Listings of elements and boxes
☆ ☆ ☆
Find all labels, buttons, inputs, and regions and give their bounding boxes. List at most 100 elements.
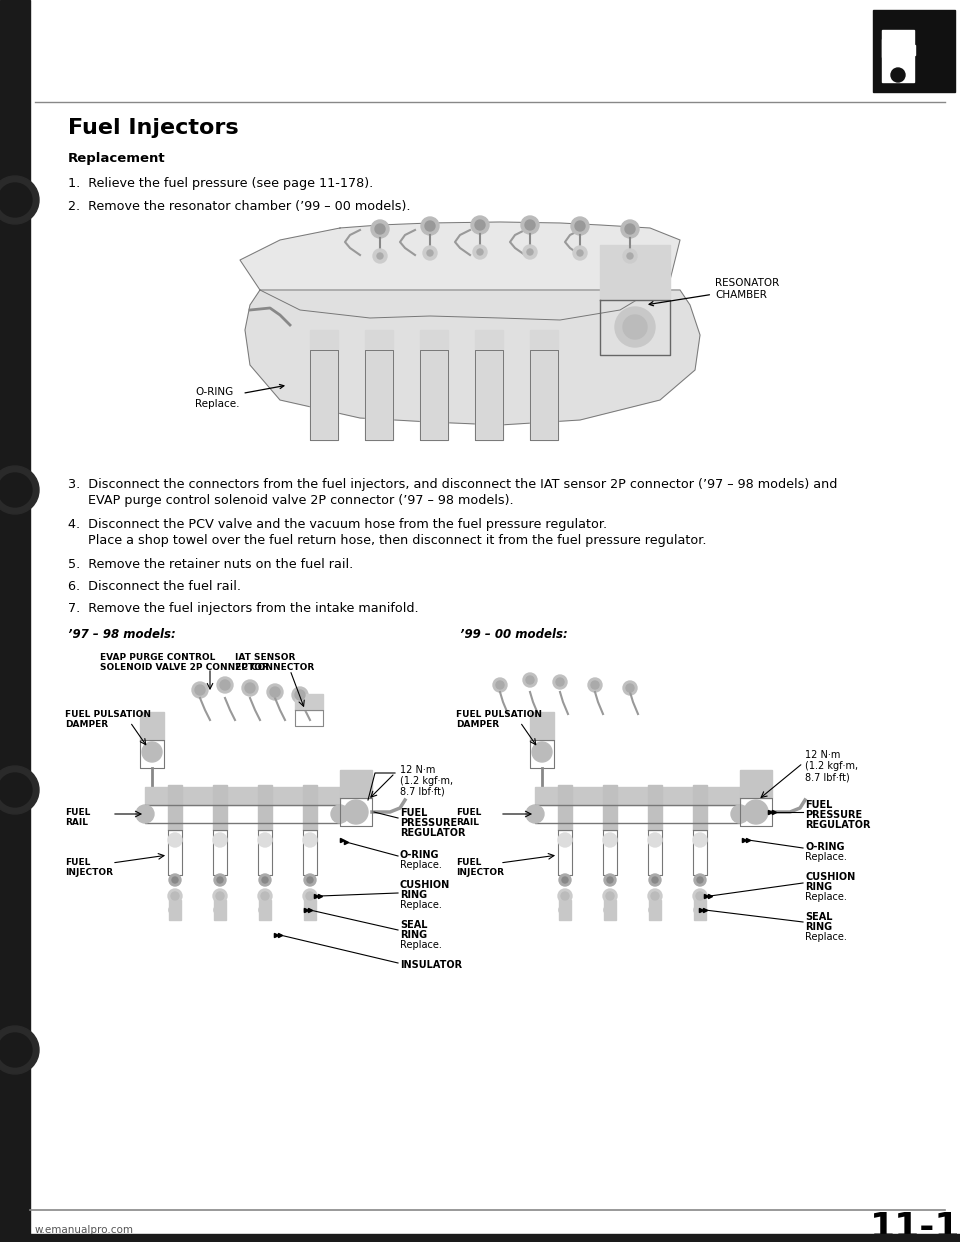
Circle shape bbox=[303, 833, 317, 847]
Bar bbox=[0, 1235, 960, 1242]
Text: REGULATOR: REGULATOR bbox=[400, 828, 466, 838]
Circle shape bbox=[344, 800, 368, 823]
Circle shape bbox=[527, 248, 533, 255]
Circle shape bbox=[903, 45, 913, 55]
Circle shape bbox=[423, 246, 437, 260]
Text: Replace.: Replace. bbox=[805, 892, 847, 902]
Circle shape bbox=[696, 892, 704, 900]
Text: RESONATOR
CHAMBER: RESONATOR CHAMBER bbox=[649, 278, 780, 306]
Circle shape bbox=[258, 889, 272, 903]
Circle shape bbox=[604, 904, 616, 917]
Circle shape bbox=[0, 176, 39, 224]
Circle shape bbox=[295, 691, 305, 700]
Circle shape bbox=[694, 874, 706, 886]
Text: FUEL: FUEL bbox=[456, 809, 481, 817]
Circle shape bbox=[421, 217, 439, 235]
Circle shape bbox=[259, 904, 271, 917]
Text: RING: RING bbox=[805, 882, 832, 892]
Text: Place a shop towel over the fuel return hose, then disconnect it from the fuel p: Place a shop towel over the fuel return … bbox=[68, 534, 707, 546]
Circle shape bbox=[136, 805, 154, 823]
Circle shape bbox=[562, 877, 568, 883]
Text: INJECTOR: INJECTOR bbox=[65, 868, 113, 877]
Circle shape bbox=[496, 681, 504, 689]
Text: EVAP PURGE CONTROL: EVAP PURGE CONTROL bbox=[100, 653, 215, 662]
Circle shape bbox=[477, 248, 483, 255]
Text: FUEL PULSATION: FUEL PULSATION bbox=[65, 710, 151, 719]
Text: O-RING: O-RING bbox=[400, 850, 440, 859]
Text: Replace.: Replace. bbox=[400, 859, 442, 869]
Circle shape bbox=[561, 892, 569, 900]
Circle shape bbox=[242, 681, 258, 696]
Bar bbox=[559, 900, 571, 920]
Text: INSULATOR: INSULATOR bbox=[400, 960, 462, 970]
Circle shape bbox=[627, 253, 633, 260]
Circle shape bbox=[169, 874, 181, 886]
Circle shape bbox=[0, 1033, 32, 1067]
Circle shape bbox=[603, 889, 617, 903]
Text: SEAL: SEAL bbox=[400, 920, 427, 930]
Circle shape bbox=[558, 889, 572, 903]
Text: 5.  Remove the retainer nuts on the fuel rail.: 5. Remove the retainer nuts on the fuel … bbox=[68, 558, 353, 571]
Text: FUEL: FUEL bbox=[400, 809, 427, 818]
Text: FUEL: FUEL bbox=[65, 858, 90, 867]
Circle shape bbox=[0, 766, 39, 814]
Polygon shape bbox=[240, 222, 680, 320]
Text: ’99 – 00 models:: ’99 – 00 models: bbox=[460, 628, 567, 641]
Circle shape bbox=[475, 220, 485, 230]
Bar bbox=[420, 330, 448, 440]
Bar bbox=[259, 900, 271, 920]
Circle shape bbox=[171, 892, 179, 900]
Circle shape bbox=[575, 221, 585, 231]
Circle shape bbox=[267, 684, 283, 700]
Circle shape bbox=[621, 220, 639, 238]
Bar bbox=[603, 785, 617, 830]
Circle shape bbox=[652, 877, 658, 883]
Circle shape bbox=[558, 833, 572, 847]
Circle shape bbox=[526, 676, 534, 684]
Text: RING: RING bbox=[805, 922, 832, 932]
Circle shape bbox=[142, 741, 162, 763]
Circle shape bbox=[532, 741, 552, 763]
Bar bbox=[340, 770, 372, 799]
Bar bbox=[475, 330, 503, 440]
Circle shape bbox=[375, 224, 385, 233]
Circle shape bbox=[0, 773, 32, 807]
Text: RAIL: RAIL bbox=[456, 818, 479, 827]
Circle shape bbox=[693, 833, 707, 847]
Circle shape bbox=[195, 686, 205, 696]
Bar bbox=[530, 712, 554, 740]
Text: PRESSURE: PRESSURE bbox=[805, 810, 862, 820]
Circle shape bbox=[523, 673, 537, 687]
Text: 12 N·m: 12 N·m bbox=[805, 750, 840, 760]
Bar bbox=[600, 245, 670, 301]
Circle shape bbox=[573, 246, 587, 260]
Circle shape bbox=[371, 220, 389, 238]
Circle shape bbox=[521, 216, 539, 233]
Text: 3.  Disconnect the connectors from the fuel injectors, and disconnect the IAT se: 3. Disconnect the connectors from the fu… bbox=[68, 478, 837, 491]
Circle shape bbox=[571, 217, 589, 235]
Circle shape bbox=[214, 874, 226, 886]
Circle shape bbox=[651, 892, 659, 900]
Circle shape bbox=[623, 315, 647, 339]
Bar bbox=[649, 900, 661, 920]
Bar bbox=[693, 785, 707, 830]
Text: INJECTOR: INJECTOR bbox=[456, 868, 504, 877]
Circle shape bbox=[607, 877, 613, 883]
Bar bbox=[214, 900, 226, 920]
Circle shape bbox=[493, 678, 507, 692]
Text: O-RING
Replace.: O-RING Replace. bbox=[195, 385, 284, 409]
Bar bbox=[213, 785, 227, 830]
Text: EVAP purge control solenoid valve 2P connector (’97 – 98 models).: EVAP purge control solenoid valve 2P con… bbox=[68, 494, 514, 507]
Circle shape bbox=[648, 889, 662, 903]
Circle shape bbox=[648, 833, 662, 847]
Bar bbox=[140, 712, 164, 740]
Text: carmanualsonline.info: carmanualsonline.info bbox=[830, 1238, 947, 1242]
Circle shape bbox=[694, 904, 706, 917]
Circle shape bbox=[304, 904, 316, 917]
Bar bbox=[648, 785, 662, 830]
Text: IAT SENSOR: IAT SENSOR bbox=[235, 653, 296, 662]
Circle shape bbox=[588, 678, 602, 692]
Circle shape bbox=[556, 678, 564, 686]
Circle shape bbox=[262, 877, 268, 883]
Circle shape bbox=[693, 889, 707, 903]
☆ ☆ ☆
Given request. Arrange every line of the data above as a JSON list of strings, one string per line, skipping blank lines and omitting the picture placeholders.

The answer.
[
  "Find all labels, buttons, inputs, and regions and give their bounding boxes. List at most 100 elements.",
  "Circle shape bbox=[303, 833, 317, 847]",
  "Bar bbox=[0, 1235, 960, 1242]",
  "Text: REGULATOR: REGULATOR bbox=[400, 828, 466, 838]",
  "Circle shape bbox=[344, 800, 368, 823]",
  "Circle shape bbox=[527, 248, 533, 255]",
  "Circle shape bbox=[903, 45, 913, 55]",
  "Circle shape bbox=[423, 246, 437, 260]",
  "Text: Replace.: Replace. bbox=[805, 892, 847, 902]",
  "Circle shape bbox=[696, 892, 704, 900]",
  "Text: RESONATOR",
  "CHAMBER: RESONATOR CHAMBER bbox=[649, 278, 780, 306]",
  "Circle shape bbox=[258, 889, 272, 903]",
  "Circle shape bbox=[604, 904, 616, 917]",
  "Circle shape bbox=[0, 176, 39, 224]",
  "Circle shape bbox=[295, 691, 305, 700]",
  "Circle shape bbox=[694, 874, 706, 886]",
  "Text: FUEL: FUEL bbox=[456, 809, 481, 817]",
  "Circle shape bbox=[421, 217, 439, 235]",
  "Circle shape bbox=[259, 904, 271, 917]",
  "Text: RING: RING bbox=[805, 882, 832, 892]",
  "Text: Place a shop towel over the fuel return hose, then disconnect it from the fuel p: Place a shop towel over the fuel return … bbox=[68, 534, 707, 546]",
  "Circle shape bbox=[136, 805, 154, 823]",
  "Circle shape bbox=[562, 877, 568, 883]",
  "Text: INJECTOR: INJECTOR bbox=[65, 868, 113, 877]",
  "Circle shape bbox=[496, 681, 504, 689]",
  "Text: EVAP PURGE CONTROL: EVAP PURGE CONTROL bbox=[100, 653, 215, 662]",
  "Circle shape bbox=[477, 248, 483, 255]",
  "Text: FUEL PULSATION: FUEL PULSATION bbox=[65, 710, 151, 719]",
  "Text: O-RING: O-RING bbox=[400, 850, 440, 859]",
  "Text: Replace.: Replace. bbox=[400, 859, 442, 869]",
  "Circle shape bbox=[561, 892, 569, 900]",
  "Circle shape bbox=[242, 681, 258, 696]",
  "Bar bbox=[559, 900, 571, 920]",
  "Text: INSULATOR: INSULATOR bbox=[400, 960, 462, 970]",
  "Circle shape bbox=[627, 253, 633, 260]",
  "Circle shape bbox=[169, 874, 181, 886]",
  "Circle shape bbox=[0, 1033, 32, 1067]",
  "Circle shape bbox=[603, 889, 617, 903]",
  "Text: SEAL: SEAL bbox=[400, 920, 427, 930]",
  "Circle shape bbox=[558, 889, 572, 903]",
  "Text: 5.  Remove the retainer nuts on the fuel rail.: 5. Remove the retainer nuts on the fuel … bbox=[68, 558, 353, 571]",
  "Text: FUEL: FUEL bbox=[400, 809, 427, 818]",
  "Text: FUEL: FUEL bbox=[65, 858, 90, 867]",
  "Circle shape bbox=[0, 766, 39, 814]",
  "Polygon shape bbox=[240, 222, 680, 320]",
  "Text: ’99 – 00 models:: ’99 – 00 models: bbox=[460, 628, 567, 641]",
  "Circle shape bbox=[475, 220, 485, 230]",
  "Bar bbox=[420, 330, 448, 440]",
  "Bar bbox=[259, 900, 271, 920]",
  "Circle shape bbox=[171, 892, 179, 900]",
  "Circle shape bbox=[575, 221, 585, 231]",
  "Circle shape bbox=[267, 684, 283, 700]",
  "Circle shape bbox=[621, 220, 639, 238]",
  "Bar bbox=[603, 785, 617, 830]",
  "Circle shape bbox=[652, 877, 658, 883]",
  "Circle shape bbox=[558, 833, 572, 847]",
  "Circle shape bbox=[526, 676, 534, 684]",
  "Text: RING: RING bbox=[805, 922, 832, 932]",
  "Circle shape bbox=[142, 741, 162, 763]",
  "Circle shape bbox=[532, 741, 552, 763]",
  "Bar bbox=[340, 770, 372, 799]",
  "Bar bbox=[475, 330, 503, 440]",
  "Circle shape bbox=[375, 224, 385, 233]",
  "Circle shape bbox=[0, 773, 32, 807]",
  "Text: RAIL: RAIL bbox=[456, 818, 479, 827]",
  "Circle shape bbox=[693, 833, 707, 847]",
  "Circle shape bbox=[195, 686, 205, 696]",
  "Bar bbox=[530, 712, 554, 740]",
  "Text: PRESSURE: PRESSURE bbox=[805, 810, 862, 820]",
  "Circle shape bbox=[523, 673, 537, 687]",
  "Text: 12 N·m: 12 N·m bbox=[805, 750, 840, 760]",
  "Bar bbox=[600, 245, 670, 301]",
  "Circle shape bbox=[573, 246, 587, 260]",
  "Circle shape bbox=[371, 220, 389, 238]",
  "Circle shape bbox=[521, 216, 539, 233]",
  "Text: 3.  Disconnect the connectors from the fuel injectors, and disconnect the IAT se: 3. Disconnect the connectors from the fu… bbox=[68, 478, 837, 491]",
  "Circle shape bbox=[571, 217, 589, 235]",
  "Circle shape bbox=[214, 874, 226, 886]",
  "Circle shape bbox=[651, 892, 659, 900]",
  "Circle shape bbox=[623, 315, 647, 339]",
  "Bar bbox=[649, 900, 661, 920]",
  "Bar bbox=[693, 785, 707, 830]",
  "Text: INJECTOR: INJECTOR bbox=[456, 868, 504, 877]",
  "Circle shape bbox=[607, 877, 613, 883]",
  "Bar bbox=[214, 900, 226, 920]",
  "Circle shape bbox=[493, 678, 507, 692]",
  "Text: O-RING",
  "Replace.: O-RING Replace. bbox=[195, 385, 284, 409]",
  "Bar bbox=[213, 785, 227, 830]",
  "Text: EVAP purge control solenoid valve 2P connector (’97 – 98 models).: EVAP purge control solenoid valve 2P con… bbox=[68, 494, 514, 507]",
  "Circle shape bbox=[648, 889, 662, 903]",
  "Circle shape bbox=[648, 833, 662, 847]",
  "Bar bbox=[140, 712, 164, 740]",
  "Text: carmanualsonline.info: carmanualsonline.info bbox=[830, 1238, 947, 1242]",
  "Circle shape bbox=[694, 904, 706, 917]",
  "Circle shape bbox=[304, 904, 316, 917]",
  "Bar bbox=[648, 785, 662, 830]",
  "Text: IAT SENSOR: IAT SENSOR bbox=[235, 653, 296, 662]",
  "Circle shape bbox=[588, 678, 602, 692]",
  "Circle shape bbox=[556, 678, 564, 686]",
  "Circle shape bbox=[262, 877, 268, 883]",
  "Circle shape bbox=[693, 889, 707, 903]"
]